_Objective:_
Repeat the material exactly, leaving nothing out.

_Provided information:_
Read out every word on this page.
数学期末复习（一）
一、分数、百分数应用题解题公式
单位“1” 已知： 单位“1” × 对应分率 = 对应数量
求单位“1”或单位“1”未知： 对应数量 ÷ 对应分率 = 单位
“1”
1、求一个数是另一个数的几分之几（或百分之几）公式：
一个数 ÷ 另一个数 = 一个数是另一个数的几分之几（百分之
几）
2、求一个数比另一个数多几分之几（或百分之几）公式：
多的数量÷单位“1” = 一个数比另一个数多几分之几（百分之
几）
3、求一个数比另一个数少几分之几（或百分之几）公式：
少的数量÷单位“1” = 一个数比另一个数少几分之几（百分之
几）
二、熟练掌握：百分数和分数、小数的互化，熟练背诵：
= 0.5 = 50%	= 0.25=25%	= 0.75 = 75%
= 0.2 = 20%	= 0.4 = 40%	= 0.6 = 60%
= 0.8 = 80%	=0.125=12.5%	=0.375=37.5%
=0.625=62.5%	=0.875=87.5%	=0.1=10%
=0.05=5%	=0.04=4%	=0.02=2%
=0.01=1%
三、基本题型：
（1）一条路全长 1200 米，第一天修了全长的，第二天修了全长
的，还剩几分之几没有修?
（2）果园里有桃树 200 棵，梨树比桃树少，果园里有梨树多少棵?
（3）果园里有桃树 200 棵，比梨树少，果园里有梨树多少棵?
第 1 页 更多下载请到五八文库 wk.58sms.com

_Result of this task:_
Read out every word on this page.
数学期末复习（一）
一、分数、百分数应用题解题公式
单位“1” 已知： 单位“1” × 对应分率 = 对应数量
求单位“1”或单位“1”未知： 对应数量 ÷ 对应分率 = 单位
“1”
1、求一个数是另一个数的几分之几（或百分之几）公式：
一个数 ÷ 另一个数 = 一个数是另一个数的几分之几（百分之
几）
2、求一个数比另一个数多几分之几（或百分之几）公式：
多的数量÷单位“1” = 一个数比另一个数多几分之几（百分之
几）
3、求一个数比另一个数少几分之几（或百分之几）公式：
少的数量÷单位“1” = 一个数比另一个数少几分之几（百分之
几）
二、熟练掌握：百分数和分数、小数的互化，熟练背诵：
= 0.5 = 50%	= 0.25=25%	= 0.75 = 75%
= 0.2 = 20%	= 0.4 = 40%	= 0.6 = 60%
= 0.8 = 80%	=0.125=12.5%	=0.375=37.5%
=0.625=62.5%	=0.875=87.5%	=0.1=10%
=0.05=5%	=0.04=4%	=0.02=2%
=0.01=1%
三、基本题型：
（1）一条路全长 1200 米，第一天修了全长的，第二天修了全长
的，还剩几分之几没有修?
（2）果园里有桃树 200 棵，梨树比桃树少，果园里有梨树多少棵?
（3）果园里有桃树 200 棵，比梨树少，果园里有梨树多少棵?
第 1 页 更多下载请到五八文库 wk.58sms.com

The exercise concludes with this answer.